## begin MATERIAL

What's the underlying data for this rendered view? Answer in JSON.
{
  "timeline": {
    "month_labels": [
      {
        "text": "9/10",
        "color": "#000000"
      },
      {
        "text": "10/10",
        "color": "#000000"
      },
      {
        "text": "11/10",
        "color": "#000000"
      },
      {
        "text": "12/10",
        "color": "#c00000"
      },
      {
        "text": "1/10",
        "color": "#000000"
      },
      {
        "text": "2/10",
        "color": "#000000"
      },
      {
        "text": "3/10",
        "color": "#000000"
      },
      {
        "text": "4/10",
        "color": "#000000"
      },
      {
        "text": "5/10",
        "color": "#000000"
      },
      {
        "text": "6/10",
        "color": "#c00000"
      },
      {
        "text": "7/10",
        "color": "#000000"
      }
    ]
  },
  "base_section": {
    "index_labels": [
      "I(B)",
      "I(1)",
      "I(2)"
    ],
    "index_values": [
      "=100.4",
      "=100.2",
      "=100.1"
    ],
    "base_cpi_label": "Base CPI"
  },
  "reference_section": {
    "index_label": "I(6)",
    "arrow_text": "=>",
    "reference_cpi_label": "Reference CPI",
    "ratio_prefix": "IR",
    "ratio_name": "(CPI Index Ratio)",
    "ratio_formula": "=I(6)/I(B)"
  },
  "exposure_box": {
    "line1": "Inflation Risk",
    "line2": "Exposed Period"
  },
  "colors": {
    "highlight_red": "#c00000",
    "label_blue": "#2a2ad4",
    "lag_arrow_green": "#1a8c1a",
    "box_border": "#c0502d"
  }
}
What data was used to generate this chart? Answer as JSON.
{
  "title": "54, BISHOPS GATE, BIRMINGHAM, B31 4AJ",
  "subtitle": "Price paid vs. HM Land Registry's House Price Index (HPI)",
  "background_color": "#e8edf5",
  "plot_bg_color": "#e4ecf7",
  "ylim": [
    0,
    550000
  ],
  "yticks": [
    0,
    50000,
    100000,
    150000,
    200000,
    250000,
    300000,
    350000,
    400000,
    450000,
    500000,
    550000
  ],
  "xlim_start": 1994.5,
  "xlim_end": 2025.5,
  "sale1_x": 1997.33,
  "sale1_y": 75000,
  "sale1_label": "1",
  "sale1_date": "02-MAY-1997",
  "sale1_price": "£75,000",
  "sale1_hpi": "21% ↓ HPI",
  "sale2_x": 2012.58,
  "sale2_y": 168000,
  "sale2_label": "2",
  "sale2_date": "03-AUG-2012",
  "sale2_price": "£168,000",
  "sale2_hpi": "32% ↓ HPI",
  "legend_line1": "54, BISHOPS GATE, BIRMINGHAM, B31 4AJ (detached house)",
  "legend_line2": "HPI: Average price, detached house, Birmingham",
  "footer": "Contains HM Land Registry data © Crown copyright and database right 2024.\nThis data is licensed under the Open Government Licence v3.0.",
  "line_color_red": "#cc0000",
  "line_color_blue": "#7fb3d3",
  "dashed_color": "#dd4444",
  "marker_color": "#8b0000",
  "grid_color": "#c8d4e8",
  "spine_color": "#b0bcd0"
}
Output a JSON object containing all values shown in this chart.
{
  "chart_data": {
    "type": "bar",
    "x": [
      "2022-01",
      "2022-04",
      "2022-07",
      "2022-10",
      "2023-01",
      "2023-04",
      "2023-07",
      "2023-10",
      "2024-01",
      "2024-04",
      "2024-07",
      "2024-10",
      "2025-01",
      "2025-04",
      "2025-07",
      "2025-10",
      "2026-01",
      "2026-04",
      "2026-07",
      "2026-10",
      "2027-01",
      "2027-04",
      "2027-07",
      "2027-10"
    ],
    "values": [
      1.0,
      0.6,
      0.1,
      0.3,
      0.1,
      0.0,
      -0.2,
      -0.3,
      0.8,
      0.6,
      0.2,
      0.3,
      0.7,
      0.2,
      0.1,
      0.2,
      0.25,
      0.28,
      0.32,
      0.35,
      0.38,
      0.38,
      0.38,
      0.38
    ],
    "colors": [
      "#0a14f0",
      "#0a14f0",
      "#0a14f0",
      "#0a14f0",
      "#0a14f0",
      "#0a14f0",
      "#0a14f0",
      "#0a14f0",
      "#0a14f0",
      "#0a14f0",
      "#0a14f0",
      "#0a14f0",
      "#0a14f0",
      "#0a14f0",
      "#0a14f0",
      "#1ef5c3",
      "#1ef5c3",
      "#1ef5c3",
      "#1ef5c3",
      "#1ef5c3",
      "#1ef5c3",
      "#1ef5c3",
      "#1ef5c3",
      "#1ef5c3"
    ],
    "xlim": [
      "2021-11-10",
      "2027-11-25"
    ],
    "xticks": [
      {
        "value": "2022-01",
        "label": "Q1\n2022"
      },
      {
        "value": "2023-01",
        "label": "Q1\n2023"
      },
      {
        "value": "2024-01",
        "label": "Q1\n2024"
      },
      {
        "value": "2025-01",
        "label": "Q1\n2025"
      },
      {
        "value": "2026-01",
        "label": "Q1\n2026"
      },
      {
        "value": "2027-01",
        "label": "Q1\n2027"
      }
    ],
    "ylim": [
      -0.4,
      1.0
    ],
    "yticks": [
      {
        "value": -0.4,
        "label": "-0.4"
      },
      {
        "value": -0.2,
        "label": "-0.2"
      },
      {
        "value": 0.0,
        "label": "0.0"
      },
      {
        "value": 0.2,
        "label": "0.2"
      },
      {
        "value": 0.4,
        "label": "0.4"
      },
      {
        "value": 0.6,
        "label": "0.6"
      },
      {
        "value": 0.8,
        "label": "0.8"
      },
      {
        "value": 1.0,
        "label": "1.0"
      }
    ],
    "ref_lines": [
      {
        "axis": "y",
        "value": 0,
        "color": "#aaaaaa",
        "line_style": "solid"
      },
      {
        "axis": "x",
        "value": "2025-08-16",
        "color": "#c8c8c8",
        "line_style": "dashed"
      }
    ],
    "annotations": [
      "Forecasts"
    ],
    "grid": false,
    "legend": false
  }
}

## end MATERIAL

* _WRITTEN REQUEST_
For each line above that contains the word "Answer", copy that line.

* _RESPONSE BELOW_
What's the underlying data for this rendered view? Answer in JSON.
What data was used to generate this chart? Answer as JSON.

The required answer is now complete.